Please copy the records below word for word, leaving out the pictures.

**Dataset records:**
********
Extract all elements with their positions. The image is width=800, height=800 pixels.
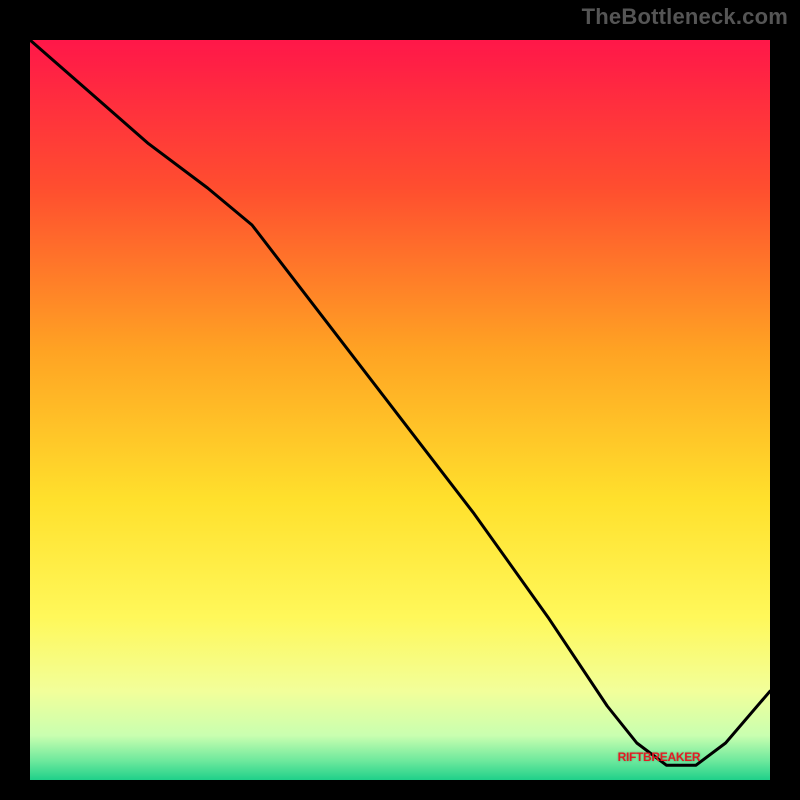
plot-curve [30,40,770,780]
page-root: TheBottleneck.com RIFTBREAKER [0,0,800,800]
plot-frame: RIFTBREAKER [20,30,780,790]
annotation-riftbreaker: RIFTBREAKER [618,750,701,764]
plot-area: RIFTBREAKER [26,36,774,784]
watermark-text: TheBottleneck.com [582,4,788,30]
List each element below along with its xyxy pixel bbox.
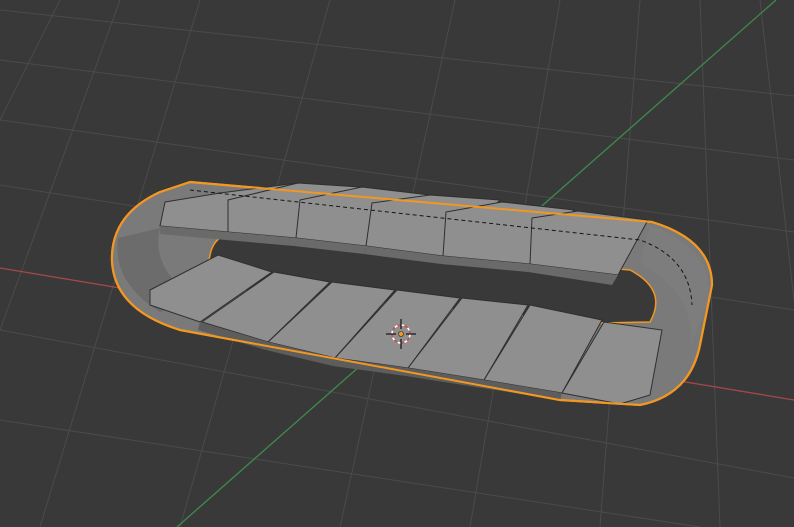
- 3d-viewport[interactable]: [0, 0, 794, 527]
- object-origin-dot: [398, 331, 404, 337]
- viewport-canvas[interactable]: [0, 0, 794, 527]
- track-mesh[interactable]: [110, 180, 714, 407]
********
**The solution:**
Extract all elements with their positions. The image is width=800, height=800 pixels.
plot-curve [30,40,770,780]
page-root: TheBottleneck.com RIFTBREAKER [0,0,800,800]
plot-frame: RIFTBREAKER [20,30,780,790]
annotation-riftbreaker: RIFTBREAKER [618,750,701,764]
plot-area: RIFTBREAKER [26,36,774,784]
watermark-text: TheBottleneck.com [582,4,788,30]
List each element below along with its xyxy pixel bbox.
- 3d-viewport[interactable]: [0, 0, 794, 527]
- object-origin-dot: [398, 331, 404, 337]
- viewport-canvas[interactable]: [0, 0, 794, 527]
- track-mesh[interactable]: [110, 180, 714, 407]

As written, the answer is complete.